■ EXERCISE DESCRIPTION:
Collect each line of the entries that holds the string "name".

■ RECORD EXTRACTS:
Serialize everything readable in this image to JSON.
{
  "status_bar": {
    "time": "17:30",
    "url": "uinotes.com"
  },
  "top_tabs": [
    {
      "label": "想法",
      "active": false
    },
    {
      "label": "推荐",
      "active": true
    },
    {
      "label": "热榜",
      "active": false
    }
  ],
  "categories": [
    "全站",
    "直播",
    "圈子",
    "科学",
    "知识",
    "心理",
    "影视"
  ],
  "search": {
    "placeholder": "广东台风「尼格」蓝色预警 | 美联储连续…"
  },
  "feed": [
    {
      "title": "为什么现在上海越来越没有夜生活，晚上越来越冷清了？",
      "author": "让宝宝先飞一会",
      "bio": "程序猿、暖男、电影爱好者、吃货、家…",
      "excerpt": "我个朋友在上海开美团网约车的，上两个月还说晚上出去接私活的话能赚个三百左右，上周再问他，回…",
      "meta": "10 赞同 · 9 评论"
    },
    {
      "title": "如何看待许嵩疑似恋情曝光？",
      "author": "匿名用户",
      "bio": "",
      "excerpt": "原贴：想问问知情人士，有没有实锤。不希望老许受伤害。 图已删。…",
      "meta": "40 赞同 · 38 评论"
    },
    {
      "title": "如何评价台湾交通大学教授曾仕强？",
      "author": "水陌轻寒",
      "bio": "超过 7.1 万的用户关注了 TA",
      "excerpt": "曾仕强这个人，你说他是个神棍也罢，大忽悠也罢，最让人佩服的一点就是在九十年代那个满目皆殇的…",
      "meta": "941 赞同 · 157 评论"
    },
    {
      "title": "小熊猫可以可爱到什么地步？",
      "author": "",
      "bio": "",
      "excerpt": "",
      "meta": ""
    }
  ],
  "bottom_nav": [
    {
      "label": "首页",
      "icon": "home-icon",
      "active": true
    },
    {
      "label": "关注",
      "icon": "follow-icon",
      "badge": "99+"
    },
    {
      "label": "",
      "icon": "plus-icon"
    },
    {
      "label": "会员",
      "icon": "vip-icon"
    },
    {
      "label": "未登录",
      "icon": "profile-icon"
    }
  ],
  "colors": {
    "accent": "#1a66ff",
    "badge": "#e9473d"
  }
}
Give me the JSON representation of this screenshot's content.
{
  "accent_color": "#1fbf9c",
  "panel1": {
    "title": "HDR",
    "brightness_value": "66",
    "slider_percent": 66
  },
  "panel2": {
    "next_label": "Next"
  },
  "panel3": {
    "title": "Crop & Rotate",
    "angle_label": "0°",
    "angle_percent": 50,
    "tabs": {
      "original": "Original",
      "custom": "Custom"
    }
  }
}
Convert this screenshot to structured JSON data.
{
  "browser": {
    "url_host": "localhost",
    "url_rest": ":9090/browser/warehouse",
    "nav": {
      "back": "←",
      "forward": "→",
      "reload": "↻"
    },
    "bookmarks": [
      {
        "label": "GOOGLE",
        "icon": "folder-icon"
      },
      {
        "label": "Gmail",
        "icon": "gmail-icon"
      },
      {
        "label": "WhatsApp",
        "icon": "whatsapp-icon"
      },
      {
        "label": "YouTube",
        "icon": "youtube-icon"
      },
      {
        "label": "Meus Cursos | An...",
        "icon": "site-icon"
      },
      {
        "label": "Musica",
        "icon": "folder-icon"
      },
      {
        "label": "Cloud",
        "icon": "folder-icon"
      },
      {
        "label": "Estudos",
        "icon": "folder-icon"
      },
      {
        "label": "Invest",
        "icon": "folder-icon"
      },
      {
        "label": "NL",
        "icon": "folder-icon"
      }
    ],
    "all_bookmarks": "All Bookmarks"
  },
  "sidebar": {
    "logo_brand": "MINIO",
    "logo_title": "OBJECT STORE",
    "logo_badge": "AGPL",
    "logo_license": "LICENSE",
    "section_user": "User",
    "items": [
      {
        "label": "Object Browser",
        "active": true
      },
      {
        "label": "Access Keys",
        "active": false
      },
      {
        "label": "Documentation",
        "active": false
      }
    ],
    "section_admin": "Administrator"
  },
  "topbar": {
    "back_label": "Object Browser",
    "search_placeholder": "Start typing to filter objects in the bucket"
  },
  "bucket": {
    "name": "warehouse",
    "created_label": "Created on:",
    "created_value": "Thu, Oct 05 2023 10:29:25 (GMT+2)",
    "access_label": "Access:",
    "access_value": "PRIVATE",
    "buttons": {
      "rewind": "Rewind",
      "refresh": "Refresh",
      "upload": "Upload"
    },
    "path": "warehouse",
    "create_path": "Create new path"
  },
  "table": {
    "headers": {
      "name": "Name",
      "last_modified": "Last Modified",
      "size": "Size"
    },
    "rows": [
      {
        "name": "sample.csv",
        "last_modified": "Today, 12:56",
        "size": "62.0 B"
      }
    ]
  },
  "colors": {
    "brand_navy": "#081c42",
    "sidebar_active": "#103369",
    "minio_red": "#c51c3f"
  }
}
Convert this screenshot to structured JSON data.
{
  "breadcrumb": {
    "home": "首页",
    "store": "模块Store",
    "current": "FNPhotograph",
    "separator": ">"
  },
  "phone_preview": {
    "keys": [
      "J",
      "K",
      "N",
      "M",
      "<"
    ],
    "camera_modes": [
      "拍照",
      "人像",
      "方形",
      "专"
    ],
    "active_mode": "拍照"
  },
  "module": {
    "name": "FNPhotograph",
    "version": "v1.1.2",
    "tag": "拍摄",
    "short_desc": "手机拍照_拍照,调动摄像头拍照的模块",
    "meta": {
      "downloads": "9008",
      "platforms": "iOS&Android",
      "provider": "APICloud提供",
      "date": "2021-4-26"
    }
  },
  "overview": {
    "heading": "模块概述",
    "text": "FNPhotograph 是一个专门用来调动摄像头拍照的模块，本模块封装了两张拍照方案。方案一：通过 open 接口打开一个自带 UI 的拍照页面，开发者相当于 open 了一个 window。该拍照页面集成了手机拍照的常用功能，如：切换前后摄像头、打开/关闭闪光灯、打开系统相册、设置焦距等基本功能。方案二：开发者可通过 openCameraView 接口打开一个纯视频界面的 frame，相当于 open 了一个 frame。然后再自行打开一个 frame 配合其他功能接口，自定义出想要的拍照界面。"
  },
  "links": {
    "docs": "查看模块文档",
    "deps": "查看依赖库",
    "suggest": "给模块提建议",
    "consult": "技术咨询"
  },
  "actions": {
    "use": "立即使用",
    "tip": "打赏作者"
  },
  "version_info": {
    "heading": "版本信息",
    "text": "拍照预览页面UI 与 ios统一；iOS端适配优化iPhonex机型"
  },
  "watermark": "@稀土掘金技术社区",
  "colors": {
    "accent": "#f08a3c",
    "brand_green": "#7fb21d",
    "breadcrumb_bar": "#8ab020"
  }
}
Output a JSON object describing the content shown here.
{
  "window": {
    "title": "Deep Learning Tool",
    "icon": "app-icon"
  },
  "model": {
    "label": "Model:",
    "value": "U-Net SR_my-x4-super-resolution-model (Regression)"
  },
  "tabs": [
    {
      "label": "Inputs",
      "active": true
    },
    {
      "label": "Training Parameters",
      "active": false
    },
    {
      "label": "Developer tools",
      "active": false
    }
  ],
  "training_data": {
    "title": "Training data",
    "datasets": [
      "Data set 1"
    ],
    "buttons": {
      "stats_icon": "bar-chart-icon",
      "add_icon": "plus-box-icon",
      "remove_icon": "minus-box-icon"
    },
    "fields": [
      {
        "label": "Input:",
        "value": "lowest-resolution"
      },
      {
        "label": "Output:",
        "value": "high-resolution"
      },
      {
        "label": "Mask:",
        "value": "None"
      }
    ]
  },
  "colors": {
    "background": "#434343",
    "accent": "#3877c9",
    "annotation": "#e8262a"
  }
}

■ RESULT:
    "name": "warehouse",
      "name": "Name",
        "name": "sample.csv",
    "name": "FNPhotograph",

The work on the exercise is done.